Directions
Repeat all of the material exactly as given.

Dataset items:
::::::

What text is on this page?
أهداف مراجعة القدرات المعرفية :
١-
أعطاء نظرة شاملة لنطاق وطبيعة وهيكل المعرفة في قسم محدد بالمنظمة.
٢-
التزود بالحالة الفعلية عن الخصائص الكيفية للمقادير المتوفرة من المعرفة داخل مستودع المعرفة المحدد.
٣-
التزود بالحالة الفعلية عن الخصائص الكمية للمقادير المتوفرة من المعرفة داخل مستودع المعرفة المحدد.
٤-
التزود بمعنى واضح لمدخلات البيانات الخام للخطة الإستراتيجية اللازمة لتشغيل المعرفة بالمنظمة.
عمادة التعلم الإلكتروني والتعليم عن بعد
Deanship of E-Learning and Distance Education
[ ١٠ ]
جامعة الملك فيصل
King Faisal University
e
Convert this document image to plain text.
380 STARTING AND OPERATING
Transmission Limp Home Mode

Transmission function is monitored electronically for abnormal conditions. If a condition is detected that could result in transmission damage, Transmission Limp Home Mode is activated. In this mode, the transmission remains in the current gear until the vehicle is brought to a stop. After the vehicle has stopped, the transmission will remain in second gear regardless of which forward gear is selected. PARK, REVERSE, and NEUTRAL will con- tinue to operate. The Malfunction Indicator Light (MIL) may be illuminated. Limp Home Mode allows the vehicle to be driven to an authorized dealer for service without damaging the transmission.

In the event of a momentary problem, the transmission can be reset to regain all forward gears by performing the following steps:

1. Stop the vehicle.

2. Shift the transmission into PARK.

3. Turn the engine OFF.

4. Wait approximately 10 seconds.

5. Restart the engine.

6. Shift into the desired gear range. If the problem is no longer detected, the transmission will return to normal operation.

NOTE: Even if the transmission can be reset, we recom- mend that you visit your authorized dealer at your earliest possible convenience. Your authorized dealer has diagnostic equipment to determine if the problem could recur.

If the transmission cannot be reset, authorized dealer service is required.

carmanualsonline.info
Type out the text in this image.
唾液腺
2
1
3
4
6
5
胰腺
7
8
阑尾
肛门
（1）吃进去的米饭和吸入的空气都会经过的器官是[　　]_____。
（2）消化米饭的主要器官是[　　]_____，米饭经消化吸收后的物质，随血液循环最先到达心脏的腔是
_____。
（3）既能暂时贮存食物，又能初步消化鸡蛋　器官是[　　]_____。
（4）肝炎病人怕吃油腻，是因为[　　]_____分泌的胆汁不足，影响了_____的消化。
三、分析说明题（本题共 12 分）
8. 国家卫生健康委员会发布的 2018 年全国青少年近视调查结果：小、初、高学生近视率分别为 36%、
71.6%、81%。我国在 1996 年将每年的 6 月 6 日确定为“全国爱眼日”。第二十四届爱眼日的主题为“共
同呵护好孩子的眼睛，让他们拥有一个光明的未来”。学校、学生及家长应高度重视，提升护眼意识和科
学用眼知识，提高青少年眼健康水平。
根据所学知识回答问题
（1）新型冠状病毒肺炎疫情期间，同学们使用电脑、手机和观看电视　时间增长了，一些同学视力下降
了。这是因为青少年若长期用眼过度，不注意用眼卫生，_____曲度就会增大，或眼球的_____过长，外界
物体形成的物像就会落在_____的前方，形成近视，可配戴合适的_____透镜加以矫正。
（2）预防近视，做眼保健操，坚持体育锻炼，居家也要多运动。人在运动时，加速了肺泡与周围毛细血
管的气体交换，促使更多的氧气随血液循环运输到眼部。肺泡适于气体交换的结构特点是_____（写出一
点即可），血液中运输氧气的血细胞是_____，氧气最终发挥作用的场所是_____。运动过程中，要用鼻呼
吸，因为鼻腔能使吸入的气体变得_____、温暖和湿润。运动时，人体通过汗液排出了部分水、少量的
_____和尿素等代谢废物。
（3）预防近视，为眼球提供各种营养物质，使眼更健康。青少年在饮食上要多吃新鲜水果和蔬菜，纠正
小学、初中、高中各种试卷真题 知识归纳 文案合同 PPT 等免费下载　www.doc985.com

::::::

Answer in full
What text is on this page?
أهداف مراجعة القدرات المعرفية :
١-
أعطاء نظرة شاملة لنطاق وطبيعة وهيكل المعرفة في قسم محدد بالمنظمة.
٢-
التزود بالحالة الفعلية عن الخصائص الكيفية للمقادير المتوفرة من المعرفة داخل مستودع المعرفة المحدد.
٣-
التزود بالحالة الفعلية عن الخصائص الكمية للمقادير المتوفرة من المعرفة داخل مستودع المعرفة المحدد.
٤-
التزود بمعنى واضح لمدخلات البيانات الخام للخطة الإستراتيجية اللازمة لتشغيل المعرفة بالمنظمة.
عمادة التعلم الإلكتروني والتعليم عن بعد
Deanship of E-Learning and Distance Education
[ ١٠ ]
جامعة الملك فيصل
King Faisal University
e
Convert this document image to plain text.
380 STARTING AND OPERATING
Transmission Limp Home Mode

Transmission function is monitored electronically for abnormal conditions. If a condition is detected that could result in transmission damage, Transmission Limp Home Mode is activated. In this mode, the transmission remains in the current gear until the vehicle is brought to a stop. After the vehicle has stopped, the transmission will remain in second gear regardless of which forward gear is selected. PARK, REVERSE, and NEUTRAL will con- tinue to operate. The Malfunction Indicator Light (MIL) may be illuminated. Limp Home Mode allows the vehicle to be driven to an authorized dealer for service without damaging the transmission.

In the event of a momentary problem, the transmission can be reset to regain all forward gears by performing the following steps:

1. Stop the vehicle.

2. Shift the transmission into PARK.

3. Turn the engine OFF.

4. Wait approximately 10 seconds.

5. Restart the engine.

6. Shift into the desired gear range. If the problem is no longer detected, the transmission will return to normal operation.

NOTE: Even if the transmission can be reset, we recom- mend that you visit your authorized dealer at your earliest possible convenience. Your authorized dealer has diagnostic equipment to determine if the problem could recur.

If the transmission cannot be reset, authorized dealer service is required.

carmanualsonline.info
Type out the text in this image.
唾液腺
2
1
3
4
6
5
胰腺
7
8
阑尾
肛门
（1）吃进去的米饭和吸入的空气都会经过的器官是[　　]_____。
（2）消化米饭的主要器官是[　　]_____，米饭经消化吸收后的物质，随血液循环最先到达心脏的腔是
_____。
（3）既能暂时贮存食物，又能初步消化鸡蛋　器官是[　　]_____。
（4）肝炎病人怕吃油腻，是因为[　　]_____分泌的胆汁不足，影响了_____的消化。
三、分析说明题（本题共 12 分）
8. 国家卫生健康委员会发布的 2018 年全国青少年近视调查结果：小、初、高学生近视率分别为 36%、
71.6%、81%。我国在 1996 年将每年的 6 月 6 日确定为“全国爱眼日”。第二十四届爱眼日的主题为“共
同呵护好孩子的眼睛，让他们拥有一个光明的未来”。学校、学生及家长应高度重视，提升护眼意识和科
学用眼知识，提高青少年眼健康水平。
根据所学知识回答问题
（1）新型冠状病毒肺炎疫情期间，同学们使用电脑、手机和观看电视　时间增长了，一些同学视力下降
了。这是因为青少年若长期用眼过度，不注意用眼卫生，_____曲度就会增大，或眼球的_____过长，外界
物体形成的物像就会落在_____的前方，形成近视，可配戴合适的_____透镜加以矫正。
（2）预防近视，做眼保健操，坚持体育锻炼，居家也要多运动。人在运动时，加速了肺泡与周围毛细血
管的气体交换，促使更多的氧气随血液循环运输到眼部。肺泡适于气体交换的结构特点是_____（写出一
点即可），血液中运输氧气的血细胞是_____，氧气最终发挥作用的场所是_____。运动过程中，要用鼻呼
吸，因为鼻腔能使吸入的气体变得_____、温暖和湿润。运动时，人体通过汗液排出了部分水、少量的
_____和尿素等代谢废物。
（3）预防近视，为眼球提供各种营养物质，使眼更健康。青少年在饮食上要多吃新鲜水果和蔬菜，纠正
小学、初中、高中各种试卷真题 知识归纳 文案合同 PPT 等免费下载　www.doc985.com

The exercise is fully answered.